**Prompt:**
Output every line of the listing below without any changes, omitting the picture.

**Dataset excerpt:**
__________________________________________________
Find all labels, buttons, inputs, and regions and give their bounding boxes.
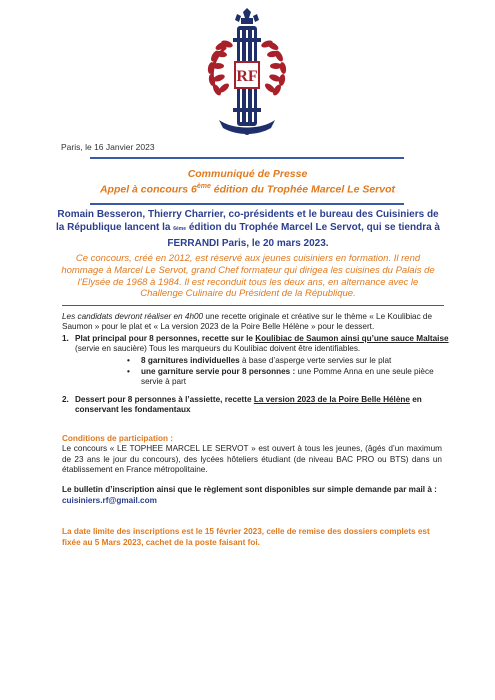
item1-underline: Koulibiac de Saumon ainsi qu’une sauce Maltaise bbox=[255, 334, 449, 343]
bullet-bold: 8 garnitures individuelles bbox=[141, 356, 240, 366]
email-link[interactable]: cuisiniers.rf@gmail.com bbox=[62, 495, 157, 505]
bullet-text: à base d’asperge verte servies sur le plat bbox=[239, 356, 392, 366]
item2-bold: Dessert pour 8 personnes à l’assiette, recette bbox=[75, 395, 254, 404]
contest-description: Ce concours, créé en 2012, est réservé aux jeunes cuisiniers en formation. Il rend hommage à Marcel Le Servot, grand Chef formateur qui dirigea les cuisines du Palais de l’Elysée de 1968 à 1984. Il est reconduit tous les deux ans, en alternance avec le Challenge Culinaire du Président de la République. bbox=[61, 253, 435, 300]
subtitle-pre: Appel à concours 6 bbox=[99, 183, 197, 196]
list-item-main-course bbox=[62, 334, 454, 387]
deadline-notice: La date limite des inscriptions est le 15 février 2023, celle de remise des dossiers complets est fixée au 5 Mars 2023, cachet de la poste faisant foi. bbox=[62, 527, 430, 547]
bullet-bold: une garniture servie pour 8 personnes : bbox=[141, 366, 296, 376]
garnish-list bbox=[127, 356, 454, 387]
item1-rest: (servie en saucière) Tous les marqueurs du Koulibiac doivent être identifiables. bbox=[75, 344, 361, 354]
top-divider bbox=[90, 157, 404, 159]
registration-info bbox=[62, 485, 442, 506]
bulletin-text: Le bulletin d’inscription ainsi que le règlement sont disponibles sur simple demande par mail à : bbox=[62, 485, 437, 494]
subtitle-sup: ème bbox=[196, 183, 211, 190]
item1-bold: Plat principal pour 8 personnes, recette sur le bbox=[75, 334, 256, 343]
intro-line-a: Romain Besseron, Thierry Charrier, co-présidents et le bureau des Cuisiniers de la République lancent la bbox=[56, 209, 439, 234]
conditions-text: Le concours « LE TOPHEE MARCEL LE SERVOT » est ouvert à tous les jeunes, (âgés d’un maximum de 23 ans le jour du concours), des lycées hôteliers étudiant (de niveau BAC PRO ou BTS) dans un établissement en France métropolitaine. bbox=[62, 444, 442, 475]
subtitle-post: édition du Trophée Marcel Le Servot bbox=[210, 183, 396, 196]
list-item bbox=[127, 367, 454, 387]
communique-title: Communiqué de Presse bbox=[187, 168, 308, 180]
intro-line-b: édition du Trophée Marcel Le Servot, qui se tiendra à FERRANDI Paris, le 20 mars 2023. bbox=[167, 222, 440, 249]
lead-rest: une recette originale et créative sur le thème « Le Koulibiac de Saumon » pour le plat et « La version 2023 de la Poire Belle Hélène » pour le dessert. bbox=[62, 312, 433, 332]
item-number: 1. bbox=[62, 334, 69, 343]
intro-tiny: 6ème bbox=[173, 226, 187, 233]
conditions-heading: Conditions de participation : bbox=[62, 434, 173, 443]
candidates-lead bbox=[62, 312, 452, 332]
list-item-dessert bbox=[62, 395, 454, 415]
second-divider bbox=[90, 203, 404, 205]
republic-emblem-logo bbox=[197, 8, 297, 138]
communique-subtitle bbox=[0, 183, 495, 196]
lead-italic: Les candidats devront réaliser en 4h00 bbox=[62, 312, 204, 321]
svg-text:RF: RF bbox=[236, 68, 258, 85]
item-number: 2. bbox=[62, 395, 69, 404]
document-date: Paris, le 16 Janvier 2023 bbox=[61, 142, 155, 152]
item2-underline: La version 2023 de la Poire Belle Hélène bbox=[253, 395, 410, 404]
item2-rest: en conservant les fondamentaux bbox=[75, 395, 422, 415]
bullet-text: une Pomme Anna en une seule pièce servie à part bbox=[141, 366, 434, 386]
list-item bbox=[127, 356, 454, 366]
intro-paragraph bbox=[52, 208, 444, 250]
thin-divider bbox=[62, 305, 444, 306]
__________________________________________________
**Solution for this exercise:**
Find all labels, buttons, inputs, and regions and give their bounding boxes.
item1-underline: Koulibiac de Saumon ainsi qu’une sauce Maltaise bbox=[255, 334, 449, 343]
bullet-bold: 8 garnitures individuelles bbox=[141, 356, 240, 366]
email-link[interactable]: cuisiniers.rf@gmail.com bbox=[62, 495, 157, 505]
bullet-text: à base d’asperge verte servies sur le plat bbox=[239, 356, 392, 366]
item2-bold: Dessert pour 8 personnes à l’assiette, recette bbox=[75, 395, 254, 404]
contest-description: Ce concours, créé en 2012, est réservé aux jeunes cuisiniers en formation. Il rend hommage à Marcel Le Servot, grand Chef formateur qui dirigea les cuisines du Palais de l’Elysée de 1968 à 1984. Il est reconduit tous les deux ans, en alternance avec le Challenge Culinaire du Président de la République. bbox=[61, 253, 435, 300]
subtitle-pre: Appel à concours 6 bbox=[99, 183, 197, 196]
list-item-main-course bbox=[62, 334, 454, 387]
deadline-notice: La date limite des inscriptions est le 15 février 2023, celle de remise des dossiers complets est fixée au 5 Mars 2023, cachet de la poste faisant foi. bbox=[62, 527, 430, 547]
bullet-bold: une garniture servie pour 8 personnes : bbox=[141, 366, 296, 376]
garnish-list bbox=[127, 356, 454, 387]
item1-rest: (servie en saucière) Tous les marqueurs du Koulibiac doivent être identifiables. bbox=[75, 344, 361, 354]
top-divider bbox=[90, 157, 404, 159]
registration-info bbox=[62, 485, 442, 506]
bulletin-text: Le bulletin d’inscription ainsi que le règlement sont disponibles sur simple demande par mail à : bbox=[62, 485, 437, 494]
subtitle-sup: ème bbox=[196, 183, 211, 190]
item1-bold: Plat principal pour 8 personnes, recette sur le bbox=[75, 334, 256, 343]
intro-line-a: Romain Besseron, Thierry Charrier, co-présidents et le bureau des Cuisiniers de la République lancent la bbox=[56, 209, 439, 234]
conditions-text: Le concours « LE TOPHEE MARCEL LE SERVOT » est ouvert à tous les jeunes, (âgés d’un maximum de 23 ans le jour du concours), des lycées hôteliers étudiant (de niveau BAC PRO ou BTS) dans un établissement en France métropolitaine. bbox=[62, 444, 442, 475]
subtitle-post: édition du Trophée Marcel Le Servot bbox=[210, 183, 396, 196]
list-item bbox=[127, 367, 454, 387]
communique-title: Communiqué de Presse bbox=[187, 168, 308, 180]
intro-line-b: édition du Trophée Marcel Le Servot, qui se tiendra à FERRANDI Paris, le 20 mars 2023. bbox=[167, 222, 440, 249]
lead-rest: une recette originale et créative sur le thème « Le Koulibiac de Saumon » pour le plat et « La version 2023 de la Poire Belle Hélène » pour le dessert. bbox=[62, 312, 433, 332]
item-number: 1. bbox=[62, 334, 69, 343]
intro-tiny: 6ème bbox=[173, 226, 187, 233]
conditions-heading: Conditions de participation : bbox=[62, 434, 173, 443]
candidates-lead bbox=[62, 312, 452, 332]
list-item-dessert bbox=[62, 395, 454, 415]
second-divider bbox=[90, 203, 404, 205]
republic-emblem-logo bbox=[197, 8, 297, 138]
communique-subtitle bbox=[0, 183, 495, 196]
lead-italic: Les candidats devront réaliser en 4h00 bbox=[62, 312, 204, 321]
svg-text:RF: RF bbox=[236, 68, 258, 85]
item-number: 2. bbox=[62, 395, 69, 404]
document-date: Paris, le 16 Janvier 2023 bbox=[61, 142, 155, 152]
item2-underline: La version 2023 de la Poire Belle Hélène bbox=[253, 395, 410, 404]
item2-rest: en conservant les fondamentaux bbox=[75, 395, 422, 415]
bullet-text: une Pomme Anna en une seule pièce servie à part bbox=[141, 366, 434, 386]
list-item bbox=[127, 356, 454, 366]
intro-paragraph bbox=[52, 208, 444, 250]
thin-divider bbox=[62, 305, 444, 306]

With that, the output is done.